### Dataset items

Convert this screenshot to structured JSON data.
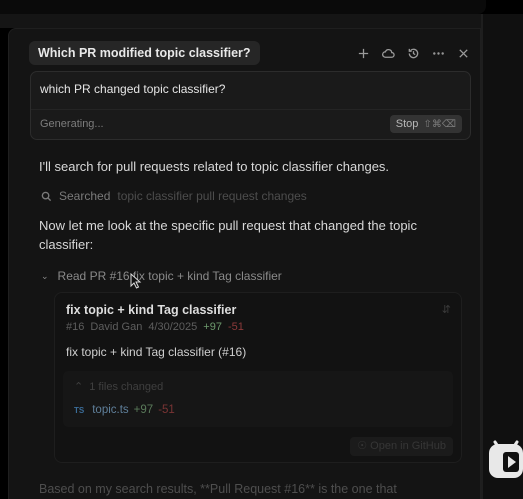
{
  "header": {
    "title": "Which PR modified topic classifier?",
    "icons": [
      "plus-icon",
      "cloud-icon",
      "history-icon",
      "more-icon",
      "close-icon"
    ]
  },
  "input": {
    "text": "which PR changed topic classifier?",
    "status": "Generating...",
    "stop_label": "Stop",
    "stop_shortcut": "⇧⌘⌫"
  },
  "conversation": {
    "intro": "I'll search for pull requests related to topic classifier changes.",
    "searched_label": "Searched",
    "searched_query": "topic classifier pull request changes",
    "followup": "Now let me look at the specific pull request that changed the topic classifier:",
    "read_pr": "Read PR #16 fix topic + kind Tag classifier",
    "bottom": "Based on my search results, **Pull Request #16** is the one that"
  },
  "pr": {
    "title": "fix topic + kind Tag classifier",
    "number": "#16",
    "author": "David Gan",
    "date": "4/30/2025",
    "additions": "+97",
    "deletions": "-51",
    "description": "fix topic + kind Tag classifier (#16)",
    "files_changed": "1 files changed",
    "files": [
      {
        "badge": "TS",
        "name": "topic.ts",
        "additions": "+97",
        "deletions": "-51"
      }
    ],
    "github_button": "Open in GitHub"
  },
  "colors": {
    "panel": "#141414",
    "addition": "#6d9a6d",
    "deletion": "#8c3a3a",
    "ts_badge": "#3b6d99"
  }
}
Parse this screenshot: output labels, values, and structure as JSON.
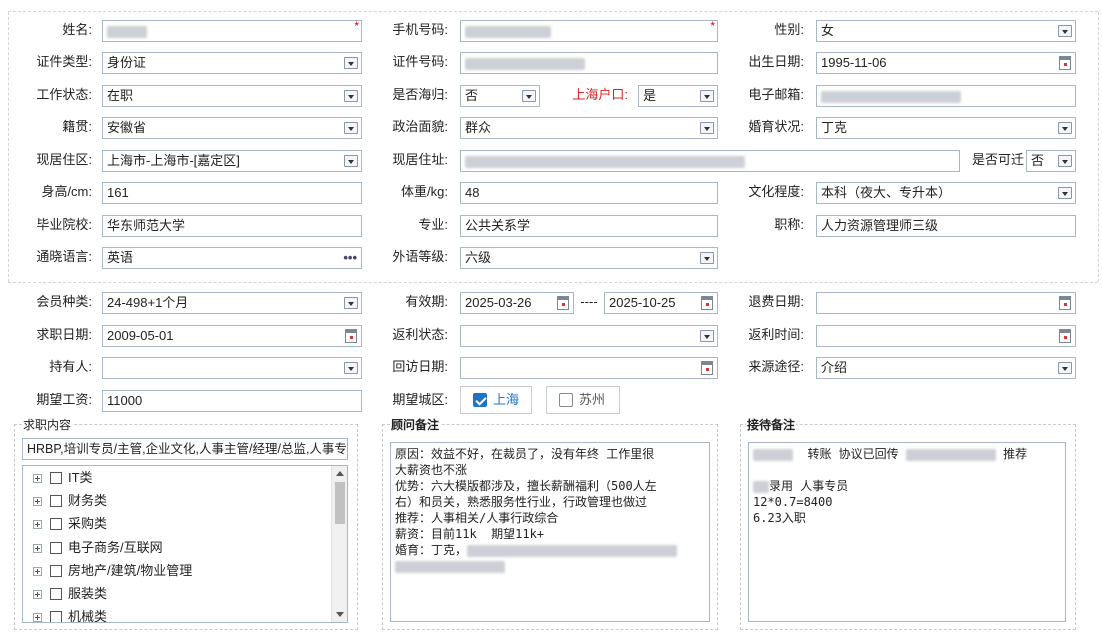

### Exercise goal
Check each line above for the word "screenshot", and copy the lines where it appears.

### Answer below
Convert this screenshot to structured JSON data.
Parse this screenshot: output labels, values, and structure as JSON.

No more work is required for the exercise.